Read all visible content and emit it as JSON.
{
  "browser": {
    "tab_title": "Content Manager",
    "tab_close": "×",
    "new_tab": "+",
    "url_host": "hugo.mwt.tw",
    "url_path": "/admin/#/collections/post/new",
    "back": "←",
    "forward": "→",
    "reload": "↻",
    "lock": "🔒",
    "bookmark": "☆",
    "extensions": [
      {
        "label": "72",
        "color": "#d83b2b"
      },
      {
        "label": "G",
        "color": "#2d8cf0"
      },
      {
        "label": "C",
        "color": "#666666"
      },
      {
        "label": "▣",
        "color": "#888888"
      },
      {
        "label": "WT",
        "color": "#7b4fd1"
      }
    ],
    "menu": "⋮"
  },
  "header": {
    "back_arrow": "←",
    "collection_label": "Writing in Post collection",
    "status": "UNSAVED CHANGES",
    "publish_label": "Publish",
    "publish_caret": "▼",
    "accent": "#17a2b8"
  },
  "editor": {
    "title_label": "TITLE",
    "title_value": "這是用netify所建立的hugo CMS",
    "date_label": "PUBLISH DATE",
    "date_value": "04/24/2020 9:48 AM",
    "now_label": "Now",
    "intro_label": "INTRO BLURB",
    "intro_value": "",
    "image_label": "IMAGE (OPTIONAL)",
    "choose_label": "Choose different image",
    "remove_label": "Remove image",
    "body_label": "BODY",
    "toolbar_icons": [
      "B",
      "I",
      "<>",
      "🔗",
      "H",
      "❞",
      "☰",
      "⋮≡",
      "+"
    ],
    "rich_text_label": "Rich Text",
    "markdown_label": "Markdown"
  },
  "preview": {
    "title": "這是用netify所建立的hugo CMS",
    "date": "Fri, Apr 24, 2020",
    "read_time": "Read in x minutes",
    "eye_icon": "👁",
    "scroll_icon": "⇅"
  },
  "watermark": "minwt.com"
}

• [Problem details]: Scan the data above and copy every line with "Read" in it.

• [Finished exercise]:
Read all visible content and emit it as JSON.
    "read_time": "Read in x minutes",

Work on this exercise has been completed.